## [SOAL 1]
Sebutkan semua nama kerajaan yang tercantum dalam teks tentang keistimewaan Jogja.

## [TEKS]
========
Rakyat Jogja marah karena keistimewaan Jogja diibaratkan sebagai bentuk monarki. Pak Beye yang mengatakan hal itu. Disampaikan pula jangan sampai ada sistem monarki dalam sistem demokrasi di negara kita. Beliau berbicara dalam konteks membahas masa depan RUU Keistimewaan Jogja. Di koran, majalah, televisi, internet, komentar, dan lain-lain memang seolah-olah yang teristimewa dari Jogja adalah karena sultannya otomatis menjadi gubernur. Kalau sultan biasanya memimpin sebuah kerajaan seperti di jaman dahulu, misalnya Kerajaan Demak, Kerajaan Mataram, Kerajaan Pajang, dan lain-lain. Sedangkan istilah gubernur diartikan sebagai pemimpin pemerintahan dalam lingkup provinsi.
Jogja mensinergikan 2 hal itu. Sultan dan gubernur dijabat oleh satu orang yang sama. Sebagai gubernur, sultan berhak menjadi pemimpin pemerintahan di provinsi. Sedangkan sebagai sultan, gubernur berwenang memerintah di kerajaannya. Dengan kata lain sultan itu juga raja, rajanya Jogja. Mungkin begitu ya sederhananya.
Namanya raja tentu keturunannya yang akan menjadi penerusnya kelak. Kekuasaannya seumur hidup, kekuasaannya diwariskan kepada keturunannya. Lho bukankah ini ciri dari sistem monarki. Iya. Tapi kenapa ada yang tersinggung dibilang bahwa ini sistem monarki. Ya tersinggung soalnya menyinggung tentang raja,. Raja itu tidak boleh disinggung, yang boleh hanya disanjung.
========
## [MATERI YANG DITAMPILKAN]
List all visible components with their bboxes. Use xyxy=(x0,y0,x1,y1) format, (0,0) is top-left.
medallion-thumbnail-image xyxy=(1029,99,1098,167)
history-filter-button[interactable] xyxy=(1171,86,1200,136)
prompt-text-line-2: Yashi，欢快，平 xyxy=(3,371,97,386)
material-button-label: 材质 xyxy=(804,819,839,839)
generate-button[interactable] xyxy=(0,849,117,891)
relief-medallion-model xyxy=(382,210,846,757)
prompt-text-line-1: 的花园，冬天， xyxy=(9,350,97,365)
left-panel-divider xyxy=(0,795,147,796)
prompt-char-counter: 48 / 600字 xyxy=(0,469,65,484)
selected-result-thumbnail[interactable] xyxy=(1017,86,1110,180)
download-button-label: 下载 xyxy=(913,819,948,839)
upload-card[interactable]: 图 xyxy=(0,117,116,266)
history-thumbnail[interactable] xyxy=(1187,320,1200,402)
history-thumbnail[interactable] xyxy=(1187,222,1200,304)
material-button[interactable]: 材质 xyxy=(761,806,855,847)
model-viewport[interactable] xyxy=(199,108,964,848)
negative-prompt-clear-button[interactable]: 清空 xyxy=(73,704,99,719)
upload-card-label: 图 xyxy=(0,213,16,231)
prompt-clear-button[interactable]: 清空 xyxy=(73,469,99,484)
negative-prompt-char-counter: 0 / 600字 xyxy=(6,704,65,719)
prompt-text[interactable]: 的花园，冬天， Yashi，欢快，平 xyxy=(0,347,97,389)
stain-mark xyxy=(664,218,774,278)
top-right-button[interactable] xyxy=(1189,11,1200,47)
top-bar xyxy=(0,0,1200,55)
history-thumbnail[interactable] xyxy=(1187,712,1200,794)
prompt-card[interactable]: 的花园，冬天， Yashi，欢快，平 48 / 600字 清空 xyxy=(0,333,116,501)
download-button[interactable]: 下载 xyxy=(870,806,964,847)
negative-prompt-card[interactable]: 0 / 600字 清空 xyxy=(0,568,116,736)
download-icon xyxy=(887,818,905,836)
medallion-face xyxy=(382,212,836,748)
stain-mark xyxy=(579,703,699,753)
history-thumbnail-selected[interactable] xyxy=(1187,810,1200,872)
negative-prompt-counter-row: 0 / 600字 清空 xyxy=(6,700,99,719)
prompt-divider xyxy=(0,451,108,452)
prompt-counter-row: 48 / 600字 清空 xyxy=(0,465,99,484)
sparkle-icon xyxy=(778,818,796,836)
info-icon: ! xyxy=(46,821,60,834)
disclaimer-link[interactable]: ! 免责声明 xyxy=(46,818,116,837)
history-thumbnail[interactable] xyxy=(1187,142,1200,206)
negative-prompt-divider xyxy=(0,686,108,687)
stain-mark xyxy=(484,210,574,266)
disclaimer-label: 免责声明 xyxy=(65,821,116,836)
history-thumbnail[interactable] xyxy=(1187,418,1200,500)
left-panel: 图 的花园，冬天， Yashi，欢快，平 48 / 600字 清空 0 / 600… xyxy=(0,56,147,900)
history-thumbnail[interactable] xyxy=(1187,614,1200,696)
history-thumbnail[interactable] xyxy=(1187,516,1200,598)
========
## [SOAL 2]
Tukar "stain-mark" dengan "smudge-mark" pada catatan, mulai dari awal catatan sampai baris yang memuat "info-icon: ! xyxy=(46,821,60,834)", lalu tuliskan ulang baris-baris itu tanpa perubahan lain.

## [JAWABAN BENAR 1]
Kerajaan Demak, Kerajaan Mataram, Kerajaan Pajang

## [JAWABAN BENAR 2]
List all visible components with their bboxes. Use xyxy=(x0,y0,x1,y1) format, (0,0) is top-left.
medallion-thumbnail-image xyxy=(1029,99,1098,167)
history-filter-button[interactable] xyxy=(1171,86,1200,136)
prompt-text-line-2: Yashi，欢快，平 xyxy=(3,371,97,386)
material-button-label: 材质 xyxy=(804,819,839,839)
generate-button[interactable] xyxy=(0,849,117,891)
relief-medallion-model xyxy=(382,210,846,757)
prompt-text-line-1: 的花园，冬天， xyxy=(9,350,97,365)
left-panel-divider xyxy=(0,795,147,796)
prompt-char-counter: 48 / 600字 xyxy=(0,469,65,484)
selected-result-thumbnail[interactable] xyxy=(1017,86,1110,180)
download-button-label: 下载 xyxy=(913,819,948,839)
upload-card[interactable]: 图 xyxy=(0,117,116,266)
history-thumbnail[interactable] xyxy=(1187,320,1200,402)
history-thumbnail[interactable] xyxy=(1187,222,1200,304)
material-button[interactable]: 材质 xyxy=(761,806,855,847)
model-viewport[interactable] xyxy=(199,108,964,848)
negative-prompt-clear-button[interactable]: 清空 xyxy=(73,704,99,719)
upload-card-label: 图 xyxy=(0,213,16,231)
prompt-clear-button[interactable]: 清空 xyxy=(73,469,99,484)
negative-prompt-char-counter: 0 / 600字 xyxy=(6,704,65,719)
prompt-text[interactable]: 的花园，冬天， Yashi，欢快，平 xyxy=(0,347,97,389)
smudge-mark xyxy=(664,218,774,278)
top-right-button[interactable] xyxy=(1189,11,1200,47)
top-bar xyxy=(0,0,1200,55)
history-thumbnail[interactable] xyxy=(1187,712,1200,794)
prompt-card[interactable]: 的花园，冬天， Yashi，欢快，平 48 / 600字 清空 xyxy=(0,333,116,501)
download-button[interactable]: 下载 xyxy=(870,806,964,847)
negative-prompt-card[interactable]: 0 / 600字 清空 xyxy=(0,568,116,736)
download-icon xyxy=(887,818,905,836)
medallion-face xyxy=(382,212,836,748)
smudge-mark xyxy=(579,703,699,753)
history-thumbnail-selected[interactable] xyxy=(1187,810,1200,872)
negative-prompt-counter-row: 0 / 600字 清空 xyxy=(6,700,99,719)
prompt-divider xyxy=(0,451,108,452)
prompt-counter-row: 48 / 600字 清空 xyxy=(0,465,99,484)
sparkle-icon xyxy=(778,818,796,836)
info-icon: ! xyxy=(46,821,60,834)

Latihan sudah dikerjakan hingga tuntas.